§ **Task goal**
Each entry below is to be transcribed exactly.

§ **Dataset rows**
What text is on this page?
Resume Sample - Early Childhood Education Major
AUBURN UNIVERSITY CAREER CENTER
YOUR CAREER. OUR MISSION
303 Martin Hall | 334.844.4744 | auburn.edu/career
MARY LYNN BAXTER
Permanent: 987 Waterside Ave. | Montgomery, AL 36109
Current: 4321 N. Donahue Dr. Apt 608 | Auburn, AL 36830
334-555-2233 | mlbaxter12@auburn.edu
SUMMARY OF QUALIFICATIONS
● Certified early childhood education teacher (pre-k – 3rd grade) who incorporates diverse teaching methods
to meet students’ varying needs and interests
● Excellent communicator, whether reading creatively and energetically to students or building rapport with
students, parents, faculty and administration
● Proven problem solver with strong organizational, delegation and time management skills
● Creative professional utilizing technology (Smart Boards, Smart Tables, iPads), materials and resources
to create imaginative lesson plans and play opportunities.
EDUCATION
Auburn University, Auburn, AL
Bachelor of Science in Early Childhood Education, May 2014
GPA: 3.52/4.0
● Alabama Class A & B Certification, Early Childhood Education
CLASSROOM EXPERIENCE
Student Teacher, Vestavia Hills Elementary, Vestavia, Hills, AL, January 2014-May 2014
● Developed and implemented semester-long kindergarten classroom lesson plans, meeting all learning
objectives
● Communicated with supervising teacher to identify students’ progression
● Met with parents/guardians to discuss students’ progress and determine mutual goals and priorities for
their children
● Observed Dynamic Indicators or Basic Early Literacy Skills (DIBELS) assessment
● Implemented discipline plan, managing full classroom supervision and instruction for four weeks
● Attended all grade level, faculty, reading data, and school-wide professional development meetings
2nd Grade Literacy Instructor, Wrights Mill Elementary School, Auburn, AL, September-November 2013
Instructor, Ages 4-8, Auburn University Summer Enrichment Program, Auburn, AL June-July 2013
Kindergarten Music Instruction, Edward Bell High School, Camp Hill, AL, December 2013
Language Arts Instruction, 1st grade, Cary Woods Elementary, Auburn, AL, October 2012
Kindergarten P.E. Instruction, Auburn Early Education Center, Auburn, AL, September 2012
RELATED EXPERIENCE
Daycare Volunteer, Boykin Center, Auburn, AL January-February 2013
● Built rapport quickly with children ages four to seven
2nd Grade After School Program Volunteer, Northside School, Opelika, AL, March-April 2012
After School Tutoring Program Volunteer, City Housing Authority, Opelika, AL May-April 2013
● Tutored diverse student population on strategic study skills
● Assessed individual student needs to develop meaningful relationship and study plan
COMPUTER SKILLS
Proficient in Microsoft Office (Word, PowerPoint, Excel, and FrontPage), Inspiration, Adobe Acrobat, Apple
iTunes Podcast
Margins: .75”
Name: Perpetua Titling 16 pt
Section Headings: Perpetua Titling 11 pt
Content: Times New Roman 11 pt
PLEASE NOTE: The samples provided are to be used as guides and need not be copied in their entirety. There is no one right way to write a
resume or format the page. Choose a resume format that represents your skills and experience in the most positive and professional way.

§ **Task result**
What text is on this page?
Resume Sample - Early Childhood Education Major
AUBURN UNIVERSITY CAREER CENTER
YOUR CAREER. OUR MISSION
303 Martin Hall | 334.844.4744 | auburn.edu/career
MARY LYNN BAXTER
Permanent: 987 Waterside Ave. | Montgomery, AL 36109
Current: 4321 N. Donahue Dr. Apt 608 | Auburn, AL 36830
334-555-2233 | mlbaxter12@auburn.edu
SUMMARY OF QUALIFICATIONS
● Certified early childhood education teacher (pre-k – 3rd grade) who incorporates diverse teaching methods
to meet students’ varying needs and interests
● Excellent communicator, whether reading creatively and energetically to students or building rapport with
students, parents, faculty and administration
● Proven problem solver with strong organizational, delegation and time management skills
● Creative professional utilizing technology (Smart Boards, Smart Tables, iPads), materials and resources
to create imaginative lesson plans and play opportunities.
EDUCATION
Auburn University, Auburn, AL
Bachelor of Science in Early Childhood Education, May 2014
GPA: 3.52/4.0
● Alabama Class A & B Certification, Early Childhood Education
CLASSROOM EXPERIENCE
Student Teacher, Vestavia Hills Elementary, Vestavia, Hills, AL, January 2014-May 2014
● Developed and implemented semester-long kindergarten classroom lesson plans, meeting all learning
objectives
● Communicated with supervising teacher to identify students’ progression
● Met with parents/guardians to discuss students’ progress and determine mutual goals and priorities for
their children
● Observed Dynamic Indicators or Basic Early Literacy Skills (DIBELS) assessment
● Implemented discipline plan, managing full classroom supervision and instruction for four weeks
● Attended all grade level, faculty, reading data, and school-wide professional development meetings
2nd Grade Literacy Instructor, Wrights Mill Elementary School, Auburn, AL, September-November 2013
Instructor, Ages 4-8, Auburn University Summer Enrichment Program, Auburn, AL June-July 2013
Kindergarten Music Instruction, Edward Bell High School, Camp Hill, AL, December 2013
Language Arts Instruction, 1st grade, Cary Woods Elementary, Auburn, AL, October 2012
Kindergarten P.E. Instruction, Auburn Early Education Center, Auburn, AL, September 2012
RELATED EXPERIENCE
Daycare Volunteer, Boykin Center, Auburn, AL January-February 2013
● Built rapport quickly with children ages four to seven
2nd Grade After School Program Volunteer, Northside School, Opelika, AL, March-April 2012
After School Tutoring Program Volunteer, City Housing Authority, Opelika, AL May-April 2013
● Tutored diverse student population on strategic study skills
● Assessed individual student needs to develop meaningful relationship and study plan
COMPUTER SKILLS
Proficient in Microsoft Office (Word, PowerPoint, Excel, and FrontPage), Inspiration, Adobe Acrobat, Apple
iTunes Podcast
Margins: .75”
Name: Perpetua Titling 16 pt
Section Headings: Perpetua Titling 11 pt
Content: Times New Roman 11 pt
PLEASE NOTE: The samples provided are to be used as guides and need not be copied in their entirety. There is no one right way to write a
resume or format the page. Choose a resume format that represents your skills and experience in the most positive and professional way.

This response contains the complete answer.